Reproduza o excerto sobre o processo disciplinar, começando em "A este propósito, diz" e prosseguindo até "compulsiva ou demissão.". Passe a designar por "requerente" quem no texto é chamado "reclamante".

> Excerto:
################

De todo o modo, a escolha da pena de «inactividade» [ver artigo 183º do EMP] e a sua determinação em «19 meses» [nº3 do artigo 170º EMP] está errada. Em seu entender, as suas condutas não poderiam ser sancionadas com essa pena por «atenuação especial» [artigo 186º do EMP] da pena de aposentação compulsiva ou demissão [artigo 184º, nº1, alínea b), do EMP], mas, antes deveriam ter sido sancionadas com a «pena de advertência» [artigo 180º do EMP] por «atenuação especial» da pena de «multa» [artigo 181º - EMP]. Quando muito, aduz, com esta última pena, por «atenuação especial» da pena de «suspensão de exercício» [artigo 183º, nº1, do EMP], nunca graduada acima do seu limite médio [ver artigo 185º do EMP]. E, daí, que tenha sido violado, também, o «princípio da proporcionalidade» [artigo 266º da CRP, e 7º do CPA].

2. Compulsado o processo disciplinar nº665/2017, precedido de inquérito com o mesmo número, constata-se que o teor da acusação deduzida contra o autor - em 07.07.2017, e alicerçada na prova documental e testemunhal produzida no inquérito - foi posteriormente amenizado em face da instrução complementar subsequente à defesa [referência aos pontos 38 a 43 do provado]. Na verdade, há factos da acusação que desapareceram do acervo factual do acórdão punitivo aqui impugnado, e, muito embora a conduta apurada continue, neste, a revelar «falta de honestidade» justificadora da «pena de aposentação compulsiva ou demissão» [artigo 184º, nº1 alínea b), do EMP], certo é que esta pena veio a ser, a final, «especialmente atenuada», aplicando-se antes «a pena de inactividade» fixada não em 20 meses, como decidira o anterior acórdão da Secção Disciplinar, nem em 18 meses como havia proposto a «Relatora», mas em 19 meses.

A este propósito, diz o seguinte o acórdão do Plenário do CSMP:

[…]

«No caso concreto, não estando este Conselho vinculado à pena proposta pelo instrutor, é de concluir à luz destes critérios, considerando a grave violação de deveres funcionais [prossecução do interesse público, zelo e lealdade], que a infracção imputada ao reclamante é passível de aplicação da sanção prevista no artigo 184º nº1 alínea b) do EMP - pena de aposentação compulsiva ou demissão.

No entanto, o artigo 186º do mesmo Estatuto estabelece que «a pena pode ser especialmente atenuada, aplicando-se a pena de escalão inferior, quando existam circunstâncias anteriores ou posteriores à infracção ou contemporâneas dela que diminuam acentuadamente a gravidade do facto ou a culpa do agente».

Tendo em atenção a forma como o reclamante reconheceu a prática dos factos e o período de 29 anos em que exerce funções, justifica-se a atenuação extraordinária de uma pena expulsiva e a sua substituição por uma pena de inactividade, prevista no artigo 170º do referido EMP.

################

> Dados recolhidos:

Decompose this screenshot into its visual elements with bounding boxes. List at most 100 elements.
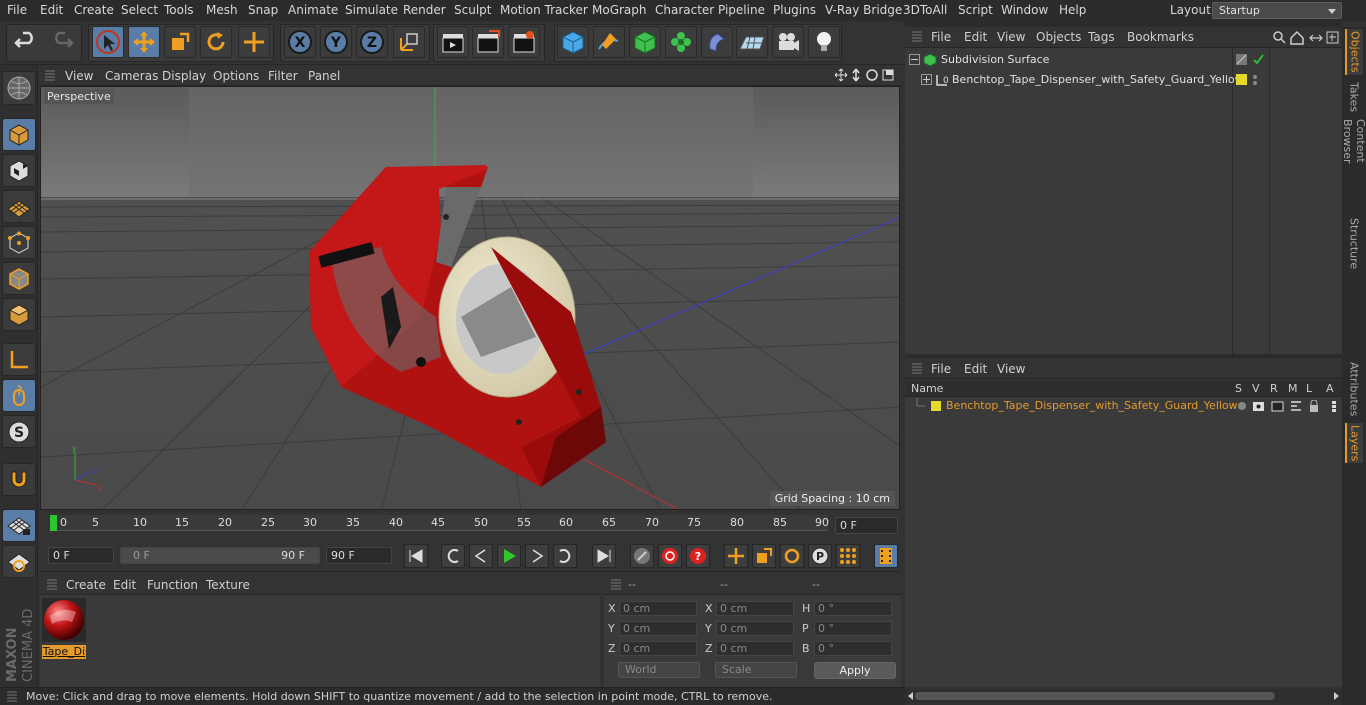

################

> Resposta esperada:
A este propósito, diz o seguinte o acórdão do Plenário do CSMP:

[…]

«No caso concreto, não estando este Conselho vinculado à pena proposta pelo instrutor, é de concluir à luz destes critérios, considerando a grave violação de deveres funcionais [prossecução do interesse público, zelo e lealdade], que a infracção imputada ao requerente é passível de aplicação da sanção prevista no artigo 184º nº1 alínea b) do EMP - pena de aposentação compulsiva ou demissão.